** start of Dataset extract **
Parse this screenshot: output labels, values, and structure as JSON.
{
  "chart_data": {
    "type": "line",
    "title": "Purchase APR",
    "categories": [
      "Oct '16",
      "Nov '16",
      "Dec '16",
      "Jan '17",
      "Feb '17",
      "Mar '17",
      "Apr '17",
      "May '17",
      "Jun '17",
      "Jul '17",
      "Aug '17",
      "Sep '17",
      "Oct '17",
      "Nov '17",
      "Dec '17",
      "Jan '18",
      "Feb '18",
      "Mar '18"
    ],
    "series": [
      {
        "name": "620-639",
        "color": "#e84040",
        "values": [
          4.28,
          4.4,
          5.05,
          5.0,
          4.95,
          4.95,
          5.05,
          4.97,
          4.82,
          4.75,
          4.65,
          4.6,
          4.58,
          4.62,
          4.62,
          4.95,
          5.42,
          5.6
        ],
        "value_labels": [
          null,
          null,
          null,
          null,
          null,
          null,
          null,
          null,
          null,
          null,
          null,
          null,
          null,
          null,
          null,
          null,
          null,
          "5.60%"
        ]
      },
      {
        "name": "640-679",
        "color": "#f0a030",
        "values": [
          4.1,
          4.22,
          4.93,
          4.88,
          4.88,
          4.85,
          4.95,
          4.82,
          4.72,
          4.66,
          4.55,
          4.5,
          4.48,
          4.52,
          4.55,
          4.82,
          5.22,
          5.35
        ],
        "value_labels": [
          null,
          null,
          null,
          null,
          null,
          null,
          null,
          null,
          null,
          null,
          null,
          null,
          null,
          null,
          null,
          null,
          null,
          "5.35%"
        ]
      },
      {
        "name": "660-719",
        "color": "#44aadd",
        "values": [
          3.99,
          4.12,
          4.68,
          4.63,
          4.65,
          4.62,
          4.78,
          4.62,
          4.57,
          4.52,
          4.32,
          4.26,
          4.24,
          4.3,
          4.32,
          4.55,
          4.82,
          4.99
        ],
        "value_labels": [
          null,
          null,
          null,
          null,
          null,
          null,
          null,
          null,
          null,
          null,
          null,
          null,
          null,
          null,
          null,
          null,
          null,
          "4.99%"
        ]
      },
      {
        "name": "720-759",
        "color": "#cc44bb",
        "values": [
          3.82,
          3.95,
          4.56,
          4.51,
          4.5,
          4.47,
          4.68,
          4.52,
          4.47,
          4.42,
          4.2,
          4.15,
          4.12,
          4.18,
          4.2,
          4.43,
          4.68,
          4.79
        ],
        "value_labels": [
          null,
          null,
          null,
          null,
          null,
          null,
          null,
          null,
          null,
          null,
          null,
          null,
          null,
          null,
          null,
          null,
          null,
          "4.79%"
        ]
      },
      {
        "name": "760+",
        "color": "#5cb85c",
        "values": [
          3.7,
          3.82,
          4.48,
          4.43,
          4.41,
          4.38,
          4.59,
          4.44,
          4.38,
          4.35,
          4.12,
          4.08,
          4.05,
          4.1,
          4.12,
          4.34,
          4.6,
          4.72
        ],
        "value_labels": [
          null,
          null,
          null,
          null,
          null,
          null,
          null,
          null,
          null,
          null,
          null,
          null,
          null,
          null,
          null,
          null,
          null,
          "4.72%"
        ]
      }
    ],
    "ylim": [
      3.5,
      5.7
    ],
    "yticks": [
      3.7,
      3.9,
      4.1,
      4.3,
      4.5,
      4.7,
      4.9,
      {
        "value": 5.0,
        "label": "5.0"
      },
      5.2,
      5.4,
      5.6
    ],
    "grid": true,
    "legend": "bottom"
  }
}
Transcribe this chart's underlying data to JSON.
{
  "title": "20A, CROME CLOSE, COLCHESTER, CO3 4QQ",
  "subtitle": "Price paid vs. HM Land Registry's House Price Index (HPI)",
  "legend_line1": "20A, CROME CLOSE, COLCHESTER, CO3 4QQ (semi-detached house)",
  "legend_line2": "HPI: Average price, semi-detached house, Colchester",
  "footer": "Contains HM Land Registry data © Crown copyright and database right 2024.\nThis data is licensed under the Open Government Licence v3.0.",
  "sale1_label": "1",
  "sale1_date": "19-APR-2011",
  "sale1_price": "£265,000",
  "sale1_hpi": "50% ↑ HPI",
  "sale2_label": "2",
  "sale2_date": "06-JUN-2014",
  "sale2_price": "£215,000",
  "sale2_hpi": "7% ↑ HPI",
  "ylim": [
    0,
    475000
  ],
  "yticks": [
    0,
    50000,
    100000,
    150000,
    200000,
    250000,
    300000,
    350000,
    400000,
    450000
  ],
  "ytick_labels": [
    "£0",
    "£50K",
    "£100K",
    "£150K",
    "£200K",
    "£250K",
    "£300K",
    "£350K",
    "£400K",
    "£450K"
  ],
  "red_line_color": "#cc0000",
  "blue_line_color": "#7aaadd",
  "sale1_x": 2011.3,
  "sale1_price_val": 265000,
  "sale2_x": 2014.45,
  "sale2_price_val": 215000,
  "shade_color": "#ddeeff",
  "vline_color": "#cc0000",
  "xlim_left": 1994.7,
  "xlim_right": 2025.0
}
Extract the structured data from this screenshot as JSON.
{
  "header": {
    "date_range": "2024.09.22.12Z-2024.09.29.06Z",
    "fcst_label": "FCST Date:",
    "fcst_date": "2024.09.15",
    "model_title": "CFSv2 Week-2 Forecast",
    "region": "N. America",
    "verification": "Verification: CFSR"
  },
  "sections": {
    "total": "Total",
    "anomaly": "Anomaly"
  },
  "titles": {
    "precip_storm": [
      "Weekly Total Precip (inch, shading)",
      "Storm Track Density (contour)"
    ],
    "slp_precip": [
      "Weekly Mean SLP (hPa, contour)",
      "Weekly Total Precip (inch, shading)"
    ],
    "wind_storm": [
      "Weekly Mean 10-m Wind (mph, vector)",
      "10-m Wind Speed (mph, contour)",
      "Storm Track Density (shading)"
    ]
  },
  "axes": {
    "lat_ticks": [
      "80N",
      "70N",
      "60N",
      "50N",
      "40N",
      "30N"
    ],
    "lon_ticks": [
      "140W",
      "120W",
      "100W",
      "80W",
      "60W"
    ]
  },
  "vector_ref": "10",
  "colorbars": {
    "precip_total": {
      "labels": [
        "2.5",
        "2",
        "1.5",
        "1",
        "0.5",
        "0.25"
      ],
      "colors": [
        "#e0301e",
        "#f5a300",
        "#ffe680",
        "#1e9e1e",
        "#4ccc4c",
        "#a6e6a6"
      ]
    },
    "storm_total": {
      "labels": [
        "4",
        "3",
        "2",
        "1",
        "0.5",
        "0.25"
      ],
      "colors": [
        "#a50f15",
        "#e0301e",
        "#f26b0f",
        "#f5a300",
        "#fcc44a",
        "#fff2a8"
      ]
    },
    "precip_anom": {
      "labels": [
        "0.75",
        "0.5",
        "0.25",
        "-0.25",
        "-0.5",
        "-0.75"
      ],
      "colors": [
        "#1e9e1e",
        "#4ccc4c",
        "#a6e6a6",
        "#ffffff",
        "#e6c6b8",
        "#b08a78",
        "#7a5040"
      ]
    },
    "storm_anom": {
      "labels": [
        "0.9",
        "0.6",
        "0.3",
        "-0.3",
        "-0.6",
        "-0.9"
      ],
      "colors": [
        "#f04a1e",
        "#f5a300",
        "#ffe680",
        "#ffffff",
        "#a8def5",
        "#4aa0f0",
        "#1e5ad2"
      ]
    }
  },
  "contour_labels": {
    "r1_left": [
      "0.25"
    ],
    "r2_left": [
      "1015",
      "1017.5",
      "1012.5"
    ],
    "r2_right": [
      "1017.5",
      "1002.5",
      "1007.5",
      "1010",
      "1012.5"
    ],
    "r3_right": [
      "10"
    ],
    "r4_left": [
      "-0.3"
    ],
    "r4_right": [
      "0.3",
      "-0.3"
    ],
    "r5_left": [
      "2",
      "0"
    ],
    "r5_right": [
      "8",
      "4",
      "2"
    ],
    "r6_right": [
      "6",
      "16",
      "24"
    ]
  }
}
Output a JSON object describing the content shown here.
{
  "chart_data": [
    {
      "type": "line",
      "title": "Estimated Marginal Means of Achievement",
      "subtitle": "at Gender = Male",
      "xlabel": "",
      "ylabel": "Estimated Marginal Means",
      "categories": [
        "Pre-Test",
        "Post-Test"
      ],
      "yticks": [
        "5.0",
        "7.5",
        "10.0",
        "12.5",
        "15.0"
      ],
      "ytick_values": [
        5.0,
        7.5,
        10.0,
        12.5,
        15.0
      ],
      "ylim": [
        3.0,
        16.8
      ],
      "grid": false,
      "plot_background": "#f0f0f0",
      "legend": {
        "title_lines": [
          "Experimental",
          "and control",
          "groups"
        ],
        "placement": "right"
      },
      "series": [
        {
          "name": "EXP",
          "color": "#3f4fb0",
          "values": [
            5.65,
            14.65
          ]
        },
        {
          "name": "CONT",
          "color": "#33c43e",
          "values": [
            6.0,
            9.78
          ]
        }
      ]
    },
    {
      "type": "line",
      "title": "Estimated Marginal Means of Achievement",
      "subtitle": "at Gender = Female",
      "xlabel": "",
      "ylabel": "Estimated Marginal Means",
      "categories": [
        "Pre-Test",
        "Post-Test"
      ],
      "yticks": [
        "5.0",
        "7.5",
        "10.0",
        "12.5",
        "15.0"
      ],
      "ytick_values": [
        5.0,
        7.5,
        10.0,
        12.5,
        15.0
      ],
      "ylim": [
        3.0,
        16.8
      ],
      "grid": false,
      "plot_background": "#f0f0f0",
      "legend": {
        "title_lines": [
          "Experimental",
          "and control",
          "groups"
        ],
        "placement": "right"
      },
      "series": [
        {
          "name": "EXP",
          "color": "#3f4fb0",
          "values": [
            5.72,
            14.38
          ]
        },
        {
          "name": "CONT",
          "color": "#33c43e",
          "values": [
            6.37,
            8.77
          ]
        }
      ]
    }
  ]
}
** end of Dataset extract **
## What is being asked
From the entries above, pull out each line that includes "Weekly".

## Solution
      "Weekly Total Precip (inch, shading)",
      "Weekly Mean SLP (hPa, contour)",
      "Weekly Total Precip (inch, shading)"
      "Weekly Mean 10-m Wind (mph, vector)",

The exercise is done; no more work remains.